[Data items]
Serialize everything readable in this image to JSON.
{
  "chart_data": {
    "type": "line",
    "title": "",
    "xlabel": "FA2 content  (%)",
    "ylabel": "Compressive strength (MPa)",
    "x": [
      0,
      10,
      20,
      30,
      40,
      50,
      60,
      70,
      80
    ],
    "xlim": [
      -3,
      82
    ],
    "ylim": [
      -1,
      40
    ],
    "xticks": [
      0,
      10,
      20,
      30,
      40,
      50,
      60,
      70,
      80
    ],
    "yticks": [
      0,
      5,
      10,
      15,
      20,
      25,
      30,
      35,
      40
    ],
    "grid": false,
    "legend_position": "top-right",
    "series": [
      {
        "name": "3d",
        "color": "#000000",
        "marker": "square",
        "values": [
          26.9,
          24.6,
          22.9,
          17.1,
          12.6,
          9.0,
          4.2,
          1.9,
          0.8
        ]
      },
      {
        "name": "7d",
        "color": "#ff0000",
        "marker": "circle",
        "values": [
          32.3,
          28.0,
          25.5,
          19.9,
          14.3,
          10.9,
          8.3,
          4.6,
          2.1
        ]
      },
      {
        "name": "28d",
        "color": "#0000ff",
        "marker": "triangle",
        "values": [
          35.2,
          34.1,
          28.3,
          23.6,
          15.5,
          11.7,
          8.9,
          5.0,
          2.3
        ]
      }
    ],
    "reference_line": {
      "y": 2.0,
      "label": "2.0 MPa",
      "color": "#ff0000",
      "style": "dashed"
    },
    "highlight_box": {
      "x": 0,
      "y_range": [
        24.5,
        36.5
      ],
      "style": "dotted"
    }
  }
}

• _What you are asked to do_
Make an exact copy of all the data.

• _Task result_
Serialize everything readable in this image to JSON.
{
  "chart_data": {
    "type": "line",
    "title": "",
    "xlabel": "FA2 content  (%)",
    "ylabel": "Compressive strength (MPa)",
    "x": [
      0,
      10,
      20,
      30,
      40,
      50,
      60,
      70,
      80
    ],
    "xlim": [
      -3,
      82
    ],
    "ylim": [
      -1,
      40
    ],
    "xticks": [
      0,
      10,
      20,
      30,
      40,
      50,
      60,
      70,
      80
    ],
    "yticks": [
      0,
      5,
      10,
      15,
      20,
      25,
      30,
      35,
      40
    ],
    "grid": false,
    "legend_position": "top-right",
    "series": [
      {
        "name": "3d",
        "color": "#000000",
        "marker": "square",
        "values": [
          26.9,
          24.6,
          22.9,
          17.1,
          12.6,
          9.0,
          4.2,
          1.9,
          0.8
        ]
      },
      {
        "name": "7d",
        "color": "#ff0000",
        "marker": "circle",
        "values": [
          32.3,
          28.0,
          25.5,
          19.9,
          14.3,
          10.9,
          8.3,
          4.6,
          2.1
        ]
      },
      {
        "name": "28d",
        "color": "#0000ff",
        "marker": "triangle",
        "values": [
          35.2,
          34.1,
          28.3,
          23.6,
          15.5,
          11.7,
          8.9,
          5.0,
          2.3
        ]
      }
    ],
    "reference_line": {
      "y": 2.0,
      "label": "2.0 MPa",
      "color": "#ff0000",
      "style": "dashed"
    },
    "highlight_box": {
      "x": 0,
      "y_range": [
        24.5,
        36.5
      ],
      "style": "dotted"
    }
  }
}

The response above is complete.